• What to produce:
Extract all of the entries and give them again, word for word.

• Listing:
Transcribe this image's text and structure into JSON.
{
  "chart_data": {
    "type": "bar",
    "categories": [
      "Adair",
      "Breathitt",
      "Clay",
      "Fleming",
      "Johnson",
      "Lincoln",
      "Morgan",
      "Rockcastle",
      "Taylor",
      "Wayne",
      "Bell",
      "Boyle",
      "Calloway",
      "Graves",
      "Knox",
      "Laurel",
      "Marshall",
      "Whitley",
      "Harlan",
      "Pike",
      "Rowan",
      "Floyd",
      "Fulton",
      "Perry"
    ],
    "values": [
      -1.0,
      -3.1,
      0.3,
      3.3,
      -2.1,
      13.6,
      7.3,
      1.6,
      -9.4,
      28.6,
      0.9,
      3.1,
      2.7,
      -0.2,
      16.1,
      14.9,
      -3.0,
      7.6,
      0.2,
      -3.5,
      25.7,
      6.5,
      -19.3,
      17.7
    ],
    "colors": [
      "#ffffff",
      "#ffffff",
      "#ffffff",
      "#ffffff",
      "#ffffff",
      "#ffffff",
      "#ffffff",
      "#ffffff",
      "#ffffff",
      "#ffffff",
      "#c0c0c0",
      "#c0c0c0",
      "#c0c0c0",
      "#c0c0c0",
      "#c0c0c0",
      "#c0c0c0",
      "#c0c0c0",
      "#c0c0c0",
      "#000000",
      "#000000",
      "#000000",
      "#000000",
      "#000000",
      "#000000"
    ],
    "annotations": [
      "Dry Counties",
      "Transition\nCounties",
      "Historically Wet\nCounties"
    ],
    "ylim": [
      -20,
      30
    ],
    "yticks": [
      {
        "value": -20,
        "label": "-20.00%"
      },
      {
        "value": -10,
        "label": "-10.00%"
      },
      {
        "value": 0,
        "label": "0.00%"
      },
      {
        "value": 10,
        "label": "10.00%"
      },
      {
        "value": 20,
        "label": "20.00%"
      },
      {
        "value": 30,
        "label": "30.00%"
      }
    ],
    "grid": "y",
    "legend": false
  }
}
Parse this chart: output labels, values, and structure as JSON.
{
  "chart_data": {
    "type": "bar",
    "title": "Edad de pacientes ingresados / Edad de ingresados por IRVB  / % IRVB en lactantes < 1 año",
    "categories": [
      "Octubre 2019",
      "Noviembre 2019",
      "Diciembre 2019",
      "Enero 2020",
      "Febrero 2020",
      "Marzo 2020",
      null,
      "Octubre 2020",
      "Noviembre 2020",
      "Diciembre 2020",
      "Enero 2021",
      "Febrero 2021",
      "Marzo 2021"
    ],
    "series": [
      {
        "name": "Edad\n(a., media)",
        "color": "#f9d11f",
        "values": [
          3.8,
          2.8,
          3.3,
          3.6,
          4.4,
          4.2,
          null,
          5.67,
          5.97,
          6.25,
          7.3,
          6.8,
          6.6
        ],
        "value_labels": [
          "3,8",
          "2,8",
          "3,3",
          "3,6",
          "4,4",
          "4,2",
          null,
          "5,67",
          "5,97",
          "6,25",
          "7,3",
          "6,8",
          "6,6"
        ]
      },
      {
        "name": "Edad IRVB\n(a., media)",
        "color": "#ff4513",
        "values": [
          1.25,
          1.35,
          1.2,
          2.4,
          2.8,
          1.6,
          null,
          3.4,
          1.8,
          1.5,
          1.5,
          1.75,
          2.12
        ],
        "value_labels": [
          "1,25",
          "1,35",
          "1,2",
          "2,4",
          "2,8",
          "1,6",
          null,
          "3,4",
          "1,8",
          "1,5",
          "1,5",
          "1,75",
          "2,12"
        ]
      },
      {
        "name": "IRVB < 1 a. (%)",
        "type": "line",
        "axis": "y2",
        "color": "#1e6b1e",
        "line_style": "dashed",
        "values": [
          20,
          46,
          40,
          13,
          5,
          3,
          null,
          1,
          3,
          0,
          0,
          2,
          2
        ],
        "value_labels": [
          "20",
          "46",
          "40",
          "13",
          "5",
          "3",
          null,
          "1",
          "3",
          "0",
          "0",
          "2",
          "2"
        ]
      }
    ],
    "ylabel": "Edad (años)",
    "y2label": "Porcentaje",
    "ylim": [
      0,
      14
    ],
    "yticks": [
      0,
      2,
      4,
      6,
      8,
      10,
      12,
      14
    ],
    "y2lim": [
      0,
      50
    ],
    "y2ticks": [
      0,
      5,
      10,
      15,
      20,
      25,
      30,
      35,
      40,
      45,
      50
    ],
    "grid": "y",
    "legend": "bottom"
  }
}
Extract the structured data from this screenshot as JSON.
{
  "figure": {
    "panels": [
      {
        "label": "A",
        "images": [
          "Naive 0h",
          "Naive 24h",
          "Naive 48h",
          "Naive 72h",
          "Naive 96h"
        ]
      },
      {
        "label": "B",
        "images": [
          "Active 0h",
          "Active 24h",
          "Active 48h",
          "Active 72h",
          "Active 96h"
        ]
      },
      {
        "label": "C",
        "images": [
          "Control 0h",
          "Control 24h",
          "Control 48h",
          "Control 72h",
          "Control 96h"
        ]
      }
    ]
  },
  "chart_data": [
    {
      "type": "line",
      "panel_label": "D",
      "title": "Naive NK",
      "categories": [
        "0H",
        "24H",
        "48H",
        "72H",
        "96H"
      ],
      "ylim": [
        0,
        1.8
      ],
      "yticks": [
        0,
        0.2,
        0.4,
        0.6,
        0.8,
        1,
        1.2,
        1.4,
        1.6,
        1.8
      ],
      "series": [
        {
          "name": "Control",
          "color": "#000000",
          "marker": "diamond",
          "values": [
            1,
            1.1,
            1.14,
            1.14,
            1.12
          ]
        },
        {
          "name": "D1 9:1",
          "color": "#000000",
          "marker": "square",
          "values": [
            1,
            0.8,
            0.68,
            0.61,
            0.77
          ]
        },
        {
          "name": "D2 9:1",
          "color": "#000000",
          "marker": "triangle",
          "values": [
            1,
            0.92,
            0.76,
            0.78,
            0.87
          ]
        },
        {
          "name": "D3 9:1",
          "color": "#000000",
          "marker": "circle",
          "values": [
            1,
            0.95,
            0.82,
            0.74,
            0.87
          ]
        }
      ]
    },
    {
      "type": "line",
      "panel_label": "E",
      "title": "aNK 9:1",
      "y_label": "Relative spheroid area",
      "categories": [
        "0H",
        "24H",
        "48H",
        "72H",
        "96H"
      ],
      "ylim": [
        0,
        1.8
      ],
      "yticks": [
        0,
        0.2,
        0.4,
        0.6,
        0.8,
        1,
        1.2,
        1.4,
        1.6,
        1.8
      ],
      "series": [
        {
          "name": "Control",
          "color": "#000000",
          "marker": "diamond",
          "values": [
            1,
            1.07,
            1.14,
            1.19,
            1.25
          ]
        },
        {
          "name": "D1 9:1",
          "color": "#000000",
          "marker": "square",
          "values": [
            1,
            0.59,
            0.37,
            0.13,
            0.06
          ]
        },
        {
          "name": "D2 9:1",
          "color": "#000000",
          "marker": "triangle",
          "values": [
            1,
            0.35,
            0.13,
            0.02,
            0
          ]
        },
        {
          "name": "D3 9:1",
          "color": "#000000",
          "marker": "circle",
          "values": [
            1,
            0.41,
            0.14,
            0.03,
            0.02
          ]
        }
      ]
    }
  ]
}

• Final result:
Transcribe this image's text and structure into JSON.
{
  "chart_data": {
    "type": "bar",
    "categories": [
      "Adair",
      "Breathitt",
      "Clay",
      "Fleming",
      "Johnson",
      "Lincoln",
      "Morgan",
      "Rockcastle",
      "Taylor",
      "Wayne",
      "Bell",
      "Boyle",
      "Calloway",
      "Graves",
      "Knox",
      "Laurel",
      "Marshall",
      "Whitley",
      "Harlan",
      "Pike",
      "Rowan",
      "Floyd",
      "Fulton",
      "Perry"
    ],
    "values": [
      -1.0,
      -3.1,
      0.3,
      3.3,
      -2.1,
      13.6,
      7.3,
      1.6,
      -9.4,
      28.6,
      0.9,
      3.1,
      2.7,
      -0.2,
      16.1,
      14.9,
      -3.0,
      7.6,
      0.2,
      -3.5,
      25.7,
      6.5,
      -19.3,
      17.7
    ],
    "colors": [
      "#ffffff",
      "#ffffff",
      "#ffffff",
      "#ffffff",
      "#ffffff",
      "#ffffff",
      "#ffffff",
      "#ffffff",
      "#ffffff",
      "#ffffff",
      "#c0c0c0",
      "#c0c0c0",
      "#c0c0c0",
      "#c0c0c0",
      "#c0c0c0",
      "#c0c0c0",
      "#c0c0c0",
      "#c0c0c0",
      "#000000",
      "#000000",
      "#000000",
      "#000000",
      "#000000",
      "#000000"
    ],
    "annotations": [
      "Dry Counties",
      "Transition\nCounties",
      "Historically Wet\nCounties"
    ],
    "ylim": [
      -20,
      30
    ],
    "yticks": [
      {
        "value": -20,
        "label": "-20.00%"
      },
      {
        "value": -10,
        "label": "-10.00%"
      },
      {
        "value": 0,
        "label": "0.00%"
      },
      {
        "value": 10,
        "label": "10.00%"
      },
      {
        "value": 20,
        "label": "20.00%"
      },
      {
        "value": 30,
        "label": "30.00%"
      }
    ],
    "grid": "y",
    "legend": false
  }
}
Parse this chart: output labels, values, and structure as JSON.
{
  "chart_data": {
    "type": "bar",
    "title": "Edad de pacientes ingresados / Edad de ingresados por IRVB  / % IRVB en lactantes < 1 año",
    "categories": [
      "Octubre 2019",
      "Noviembre 2019",
      "Diciembre 2019",
      "Enero 2020",
      "Febrero 2020",
      "Marzo 2020",
      null,
      "Octubre 2020",
      "Noviembre 2020",
      "Diciembre 2020",
      "Enero 2021",
      "Febrero 2021",
      "Marzo 2021"
    ],
    "series": [
      {
        "name": "Edad\n(a., media)",
        "color": "#f9d11f",
        "values": [
          3.8,
          2.8,
          3.3,
          3.6,
          4.4,
          4.2,
          null,
          5.67,
          5.97,
          6.25,
          7.3,
          6.8,
          6.6
        ],
        "value_labels": [
          "3,8",
          "2,8",
          "3,3",
          "3,6",
          "4,4",
          "4,2",
          null,
          "5,67",
          "5,97",
          "6,25",
          "7,3",
          "6,8",
          "6,6"
        ]
      },
      {
        "name": "Edad IRVB\n(a., media)",
        "color": "#ff4513",
        "values": [
          1.25,
          1.35,
          1.2,
          2.4,
          2.8,
          1.6,
          null,
          3.4,
          1.8,
          1.5,
          1.5,
          1.75,
          2.12
        ],
        "value_labels": [
          "1,25",
          "1,35",
          "1,2",
          "2,4",
          "2,8",
          "1,6",
          null,
          "3,4",
          "1,8",
          "1,5",
          "1,5",
          "1,75",
          "2,12"
        ]
      },
      {
        "name": "IRVB < 1 a. (%)",
        "type": "line",
        "axis": "y2",
        "color": "#1e6b1e",
        "line_style": "dashed",
        "values": [
          20,
          46,
          40,
          13,
          5,
          3,
          null,
          1,
          3,
          0,
          0,
          2,
          2
        ],
        "value_labels": [
          "20",
          "46",
          "40",
          "13",
          "5",
          "3",
          null,
          "1",
          "3",
          "0",
          "0",
          "2",
          "2"
        ]
      }
    ],
    "ylabel": "Edad (años)",
    "y2label": "Porcentaje",
    "ylim": [
      0,
      14
    ],
    "yticks": [
      0,
      2,
      4,
      6,
      8,
      10,
      12,
      14
    ],
    "y2lim": [
      0,
      50
    ],
    "y2ticks": [
      0,
      5,
      10,
      15,
      20,
      25,
      30,
      35,
      40,
      45,
      50
    ],
    "grid": "y",
    "legend": "bottom"
  }
}
Extract the structured data from this screenshot as JSON.
{
  "figure": {
    "panels": [
      {
        "label": "A",
        "images": [
          "Naive 0h",
          "Naive 24h",
          "Naive 48h",
          "Naive 72h",
          "Naive 96h"
        ]
      },
      {
        "label": "B",
        "images": [
          "Active 0h",
          "Active 24h",
          "Active 48h",
          "Active 72h",
          "Active 96h"
        ]
      },
      {
        "label": "C",
        "images": [
          "Control 0h",
          "Control 24h",
          "Control 48h",
          "Control 72h",
          "Control 96h"
        ]
      }
    ]
  },
  "chart_data": [
    {
      "type": "line",
      "panel_label": "D",
      "title": "Naive NK",
      "categories": [
        "0H",
        "24H",
        "48H",
        "72H",
        "96H"
      ],
      "ylim": [
        0,
        1.8
      ],
      "yticks": [
        0,
        0.2,
        0.4,
        0.6,
        0.8,
        1,
        1.2,
        1.4,
        1.6,
        1.8
      ],
      "series": [
        {
          "name": "Control",
          "color": "#000000",
          "marker": "diamond",
          "values": [
            1,
            1.1,
            1.14,
            1.14,
            1.12
          ]
        },
        {
          "name": "D1 9:1",
          "color": "#000000",
          "marker": "square",
          "values": [
            1,
            0.8,
            0.68,
            0.61,
            0.77
          ]
        },
        {
          "name": "D2 9:1",
          "color": "#000000",
          "marker": "triangle",
          "values": [
            1,
            0.92,
            0.76,
            0.78,
            0.87
          ]
        },
        {
          "name": "D3 9:1",
          "color": "#000000",
          "marker": "circle",
          "values": [
            1,
            0.95,
            0.82,
            0.74,
            0.87
          ]
        }
      ]
    },
    {
      "type": "line",
      "panel_label": "E",
      "title": "aNK 9:1",
      "y_label": "Relative spheroid area",
      "categories": [
        "0H",
        "24H",
        "48H",
        "72H",
        "96H"
      ],
      "ylim": [
        0,
        1.8
      ],
      "yticks": [
        0,
        0.2,
        0.4,
        0.6,
        0.8,
        1,
        1.2,
        1.4,
        1.6,
        1.8
      ],
      "series": [
        {
          "name": "Control",
          "color": "#000000",
          "marker": "diamond",
          "values": [
            1,
            1.07,
            1.14,
            1.19,
            1.25
          ]
        },
        {
          "name": "D1 9:1",
          "color": "#000000",
          "marker": "square",
          "values": [
            1,
            0.59,
            0.37,
            0.13,
            0.06
          ]
        },
        {
          "name": "D2 9:1",
          "color": "#000000",
          "marker": "triangle",
          "values": [
            1,
            0.35,
            0.13,
            0.02,
            0
          ]
        },
        {
          "name": "D3 9:1",
          "color": "#000000",
          "marker": "circle",
          "values": [
            1,
            0.41,
            0.14,
            0.03,
            0.02
          ]
        }
      ]
    }
  ]
}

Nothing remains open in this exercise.